# [Problem requirements]
Reproduce each line bearing the word "date".

# [Raw data]

——

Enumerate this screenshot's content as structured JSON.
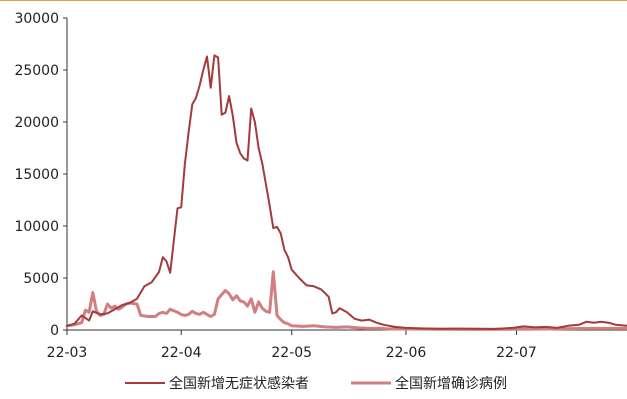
{
  "chart_data": {
    "type": "line",
    "title": "",
    "xlabel": "",
    "ylabel": "",
    "ylim": [
      0,
      30000
    ],
    "yticks": [
      0,
      5000,
      10000,
      15000,
      20000,
      25000,
      30000
    ],
    "xlim": [
      "2022-03-01",
      "2022-07-31"
    ],
    "xticks": [
      {
        "date": "2022-03-01",
        "label": "22-03"
      },
      {
        "date": "2022-04-01",
        "label": "22-04"
      },
      {
        "date": "2022-05-01",
        "label": "22-05"
      },
      {
        "date": "2022-06-01",
        "label": "22-06"
      },
      {
        "date": "2022-07-01",
        "label": "22-07"
      }
    ],
    "grid": false,
    "legend_position": "bottom",
    "series": [
      {
        "name": "全国新增无症状感染者",
        "color": "#a23b3b",
        "points": [
          [
            "2022-03-01",
            400
          ],
          [
            "2022-03-03",
            600
          ],
          [
            "2022-03-05",
            1400
          ],
          [
            "2022-03-07",
            900
          ],
          [
            "2022-03-08",
            1800
          ],
          [
            "2022-03-10",
            1500
          ],
          [
            "2022-03-12",
            1600
          ],
          [
            "2022-03-14",
            2000
          ],
          [
            "2022-03-16",
            2400
          ],
          [
            "2022-03-18",
            2600
          ],
          [
            "2022-03-20",
            3000
          ],
          [
            "2022-03-22",
            4200
          ],
          [
            "2022-03-24",
            4600
          ],
          [
            "2022-03-26",
            5600
          ],
          [
            "2022-03-27",
            7000
          ],
          [
            "2022-03-28",
            6600
          ],
          [
            "2022-03-29",
            5500
          ],
          [
            "2022-03-31",
            11700
          ],
          [
            "2022-04-01",
            11800
          ],
          [
            "2022-04-02",
            16000
          ],
          [
            "2022-04-03",
            19000
          ],
          [
            "2022-04-04",
            21700
          ],
          [
            "2022-04-05",
            22300
          ],
          [
            "2022-04-06",
            23500
          ],
          [
            "2022-04-07",
            25000
          ],
          [
            "2022-04-08",
            26300
          ],
          [
            "2022-04-09",
            23300
          ],
          [
            "2022-04-10",
            26400
          ],
          [
            "2022-04-11",
            26200
          ],
          [
            "2022-04-12",
            20700
          ],
          [
            "2022-04-13",
            20900
          ],
          [
            "2022-04-14",
            22500
          ],
          [
            "2022-04-15",
            20600
          ],
          [
            "2022-04-16",
            18000
          ],
          [
            "2022-04-17",
            17000
          ],
          [
            "2022-04-18",
            16500
          ],
          [
            "2022-04-19",
            16300
          ],
          [
            "2022-04-20",
            21300
          ],
          [
            "2022-04-21",
            20000
          ],
          [
            "2022-04-22",
            17500
          ],
          [
            "2022-04-23",
            16000
          ],
          [
            "2022-04-25",
            12000
          ],
          [
            "2022-04-26",
            9800
          ],
          [
            "2022-04-27",
            9900
          ],
          [
            "2022-04-28",
            9300
          ],
          [
            "2022-04-29",
            7700
          ],
          [
            "2022-04-30",
            7000
          ],
          [
            "2022-05-01",
            5800
          ],
          [
            "2022-05-03",
            5000
          ],
          [
            "2022-05-05",
            4300
          ],
          [
            "2022-05-07",
            4200
          ],
          [
            "2022-05-09",
            3900
          ],
          [
            "2022-05-11",
            3200
          ],
          [
            "2022-05-12",
            1600
          ],
          [
            "2022-05-13",
            1700
          ],
          [
            "2022-05-14",
            2100
          ],
          [
            "2022-05-16",
            1700
          ],
          [
            "2022-05-18",
            1100
          ],
          [
            "2022-05-20",
            900
          ],
          [
            "2022-05-22",
            1000
          ],
          [
            "2022-05-24",
            700
          ],
          [
            "2022-05-26",
            500
          ],
          [
            "2022-05-29",
            300
          ],
          [
            "2022-06-01",
            200
          ],
          [
            "2022-06-05",
            150
          ],
          [
            "2022-06-10",
            120
          ],
          [
            "2022-06-15",
            130
          ],
          [
            "2022-06-20",
            120
          ],
          [
            "2022-06-25",
            100
          ],
          [
            "2022-06-30",
            200
          ],
          [
            "2022-07-03",
            350
          ],
          [
            "2022-07-06",
            250
          ],
          [
            "2022-07-09",
            300
          ],
          [
            "2022-07-12",
            200
          ],
          [
            "2022-07-15",
            400
          ],
          [
            "2022-07-18",
            500
          ],
          [
            "2022-07-20",
            800
          ],
          [
            "2022-07-22",
            700
          ],
          [
            "2022-07-24",
            800
          ],
          [
            "2022-07-26",
            700
          ],
          [
            "2022-07-28",
            500
          ],
          [
            "2022-07-31",
            400
          ]
        ]
      },
      {
        "name": "全国新增确诊病例",
        "color": "#d17f80",
        "points": [
          [
            "2022-03-01",
            400
          ],
          [
            "2022-03-03",
            500
          ],
          [
            "2022-03-05",
            700
          ],
          [
            "2022-03-06",
            1900
          ],
          [
            "2022-03-07",
            1700
          ],
          [
            "2022-03-08",
            3600
          ],
          [
            "2022-03-09",
            1800
          ],
          [
            "2022-03-10",
            1400
          ],
          [
            "2022-03-11",
            1500
          ],
          [
            "2022-03-12",
            2500
          ],
          [
            "2022-03-13",
            2100
          ],
          [
            "2022-03-14",
            2300
          ],
          [
            "2022-03-15",
            2000
          ],
          [
            "2022-03-16",
            2200
          ],
          [
            "2022-03-17",
            2500
          ],
          [
            "2022-03-18",
            2600
          ],
          [
            "2022-03-20",
            2500
          ],
          [
            "2022-03-21",
            1400
          ],
          [
            "2022-03-23",
            1300
          ],
          [
            "2022-03-25",
            1300
          ],
          [
            "2022-03-26",
            1600
          ],
          [
            "2022-03-27",
            1700
          ],
          [
            "2022-03-28",
            1600
          ],
          [
            "2022-03-29",
            2000
          ],
          [
            "2022-03-31",
            1700
          ],
          [
            "2022-04-01",
            1500
          ],
          [
            "2022-04-02",
            1400
          ],
          [
            "2022-04-03",
            1500
          ],
          [
            "2022-04-04",
            1800
          ],
          [
            "2022-04-05",
            1600
          ],
          [
            "2022-04-06",
            1500
          ],
          [
            "2022-04-07",
            1700
          ],
          [
            "2022-04-08",
            1500
          ],
          [
            "2022-04-09",
            1300
          ],
          [
            "2022-04-10",
            1500
          ],
          [
            "2022-04-11",
            3000
          ],
          [
            "2022-04-12",
            3400
          ],
          [
            "2022-04-13",
            3800
          ],
          [
            "2022-04-14",
            3500
          ],
          [
            "2022-04-15",
            2900
          ],
          [
            "2022-04-16",
            3300
          ],
          [
            "2022-04-17",
            2800
          ],
          [
            "2022-04-18",
            2700
          ],
          [
            "2022-04-19",
            2300
          ],
          [
            "2022-04-20",
            3000
          ],
          [
            "2022-04-21",
            1700
          ],
          [
            "2022-04-22",
            2700
          ],
          [
            "2022-04-23",
            2100
          ],
          [
            "2022-04-24",
            1800
          ],
          [
            "2022-04-25",
            1700
          ],
          [
            "2022-04-26",
            5600
          ],
          [
            "2022-04-27",
            1400
          ],
          [
            "2022-04-28",
            1000
          ],
          [
            "2022-04-29",
            700
          ],
          [
            "2022-04-30",
            600
          ],
          [
            "2022-05-01",
            400
          ],
          [
            "2022-05-04",
            350
          ],
          [
            "2022-05-07",
            400
          ],
          [
            "2022-05-10",
            300
          ],
          [
            "2022-05-13",
            250
          ],
          [
            "2022-05-16",
            300
          ],
          [
            "2022-05-19",
            200
          ],
          [
            "2022-05-22",
            150
          ],
          [
            "2022-05-25",
            150
          ],
          [
            "2022-05-28",
            100
          ],
          [
            "2022-06-01",
            100
          ],
          [
            "2022-06-10",
            80
          ],
          [
            "2022-06-20",
            60
          ],
          [
            "2022-06-30",
            80
          ],
          [
            "2022-07-10",
            100
          ],
          [
            "2022-07-20",
            150
          ],
          [
            "2022-07-31",
            150
          ]
        ]
      }
    ]
  }
}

——

# [Response below]
        "date": "2022-03-01",
        "date": "2022-04-01",
        "date": "2022-05-01",
        "date": "2022-06-01",
        "date": "2022-07-01",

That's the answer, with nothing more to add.